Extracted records
· · · ·

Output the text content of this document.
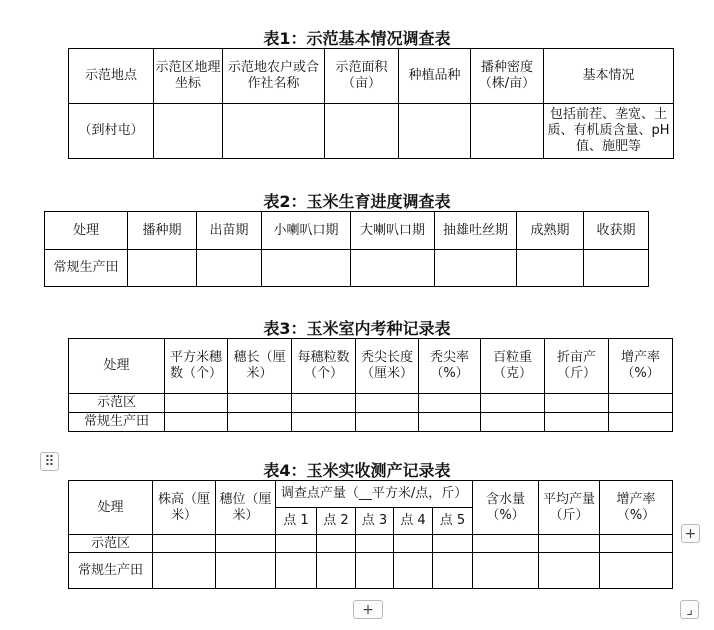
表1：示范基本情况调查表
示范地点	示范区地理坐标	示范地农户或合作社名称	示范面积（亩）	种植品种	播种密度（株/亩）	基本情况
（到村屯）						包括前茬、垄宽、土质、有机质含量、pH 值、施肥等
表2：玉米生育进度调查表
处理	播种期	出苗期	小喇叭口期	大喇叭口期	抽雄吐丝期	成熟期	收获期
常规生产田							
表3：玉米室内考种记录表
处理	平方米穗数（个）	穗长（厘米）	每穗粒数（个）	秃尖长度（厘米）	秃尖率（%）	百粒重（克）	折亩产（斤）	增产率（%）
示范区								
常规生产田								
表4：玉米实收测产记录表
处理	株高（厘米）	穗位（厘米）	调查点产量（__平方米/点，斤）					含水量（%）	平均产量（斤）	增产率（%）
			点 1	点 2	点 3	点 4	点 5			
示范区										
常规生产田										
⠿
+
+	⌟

· · · ·

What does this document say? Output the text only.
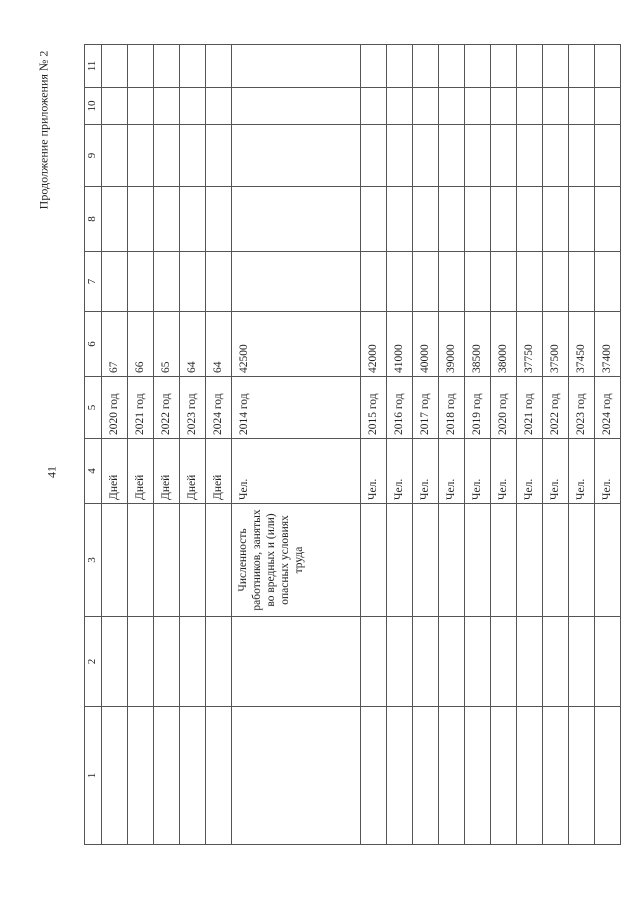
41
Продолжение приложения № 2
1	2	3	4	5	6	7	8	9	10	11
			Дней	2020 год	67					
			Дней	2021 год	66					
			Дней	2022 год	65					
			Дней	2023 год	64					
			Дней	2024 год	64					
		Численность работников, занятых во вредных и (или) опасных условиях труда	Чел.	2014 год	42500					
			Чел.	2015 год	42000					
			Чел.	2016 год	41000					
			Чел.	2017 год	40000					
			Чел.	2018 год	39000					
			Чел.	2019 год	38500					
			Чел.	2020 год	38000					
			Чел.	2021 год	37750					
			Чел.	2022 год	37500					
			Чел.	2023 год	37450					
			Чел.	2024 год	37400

· · · ·

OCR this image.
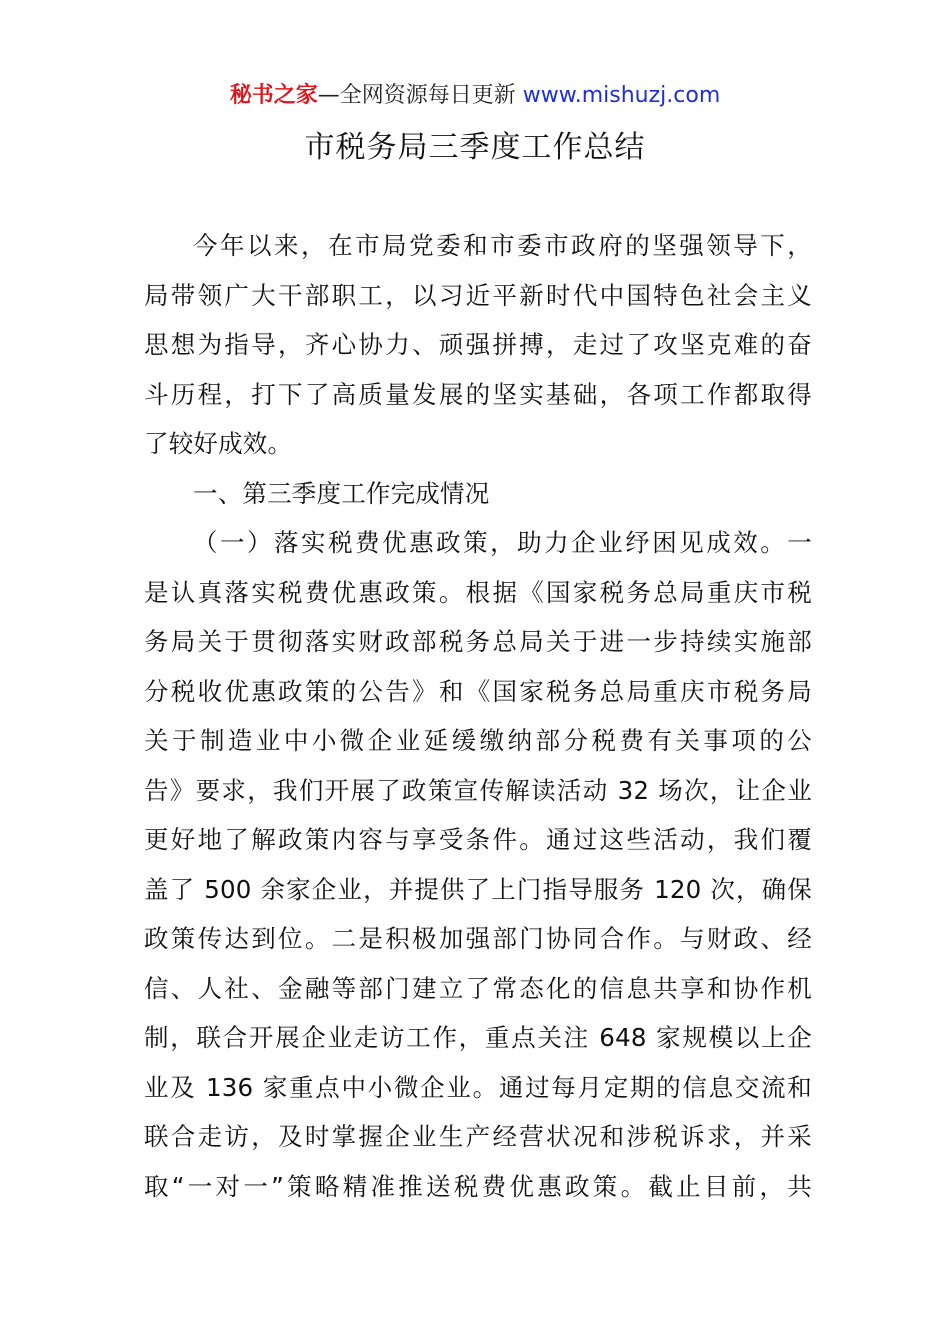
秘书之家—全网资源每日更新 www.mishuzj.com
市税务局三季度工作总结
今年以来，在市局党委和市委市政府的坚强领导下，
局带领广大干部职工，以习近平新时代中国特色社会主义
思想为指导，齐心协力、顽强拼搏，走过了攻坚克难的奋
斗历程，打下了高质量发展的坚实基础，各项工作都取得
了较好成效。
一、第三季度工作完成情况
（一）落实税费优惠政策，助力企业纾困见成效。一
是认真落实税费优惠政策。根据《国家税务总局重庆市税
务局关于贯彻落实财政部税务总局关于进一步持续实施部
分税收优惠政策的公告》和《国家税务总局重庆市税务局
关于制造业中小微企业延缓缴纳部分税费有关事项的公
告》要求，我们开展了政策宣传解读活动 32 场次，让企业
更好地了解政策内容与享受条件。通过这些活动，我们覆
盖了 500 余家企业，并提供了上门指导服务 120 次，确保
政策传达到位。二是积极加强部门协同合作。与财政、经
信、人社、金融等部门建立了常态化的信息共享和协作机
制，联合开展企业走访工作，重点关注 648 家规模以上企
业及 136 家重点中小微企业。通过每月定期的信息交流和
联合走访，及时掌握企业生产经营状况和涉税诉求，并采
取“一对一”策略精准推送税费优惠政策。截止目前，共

· · · ·

- **STATED GOAL**
Where a line in the entries holds the word "this", copy that line.

- **ANSWER FOR THE TASK**
Output the text content of this document.
What does this document say? Output the text only.
OCR this image.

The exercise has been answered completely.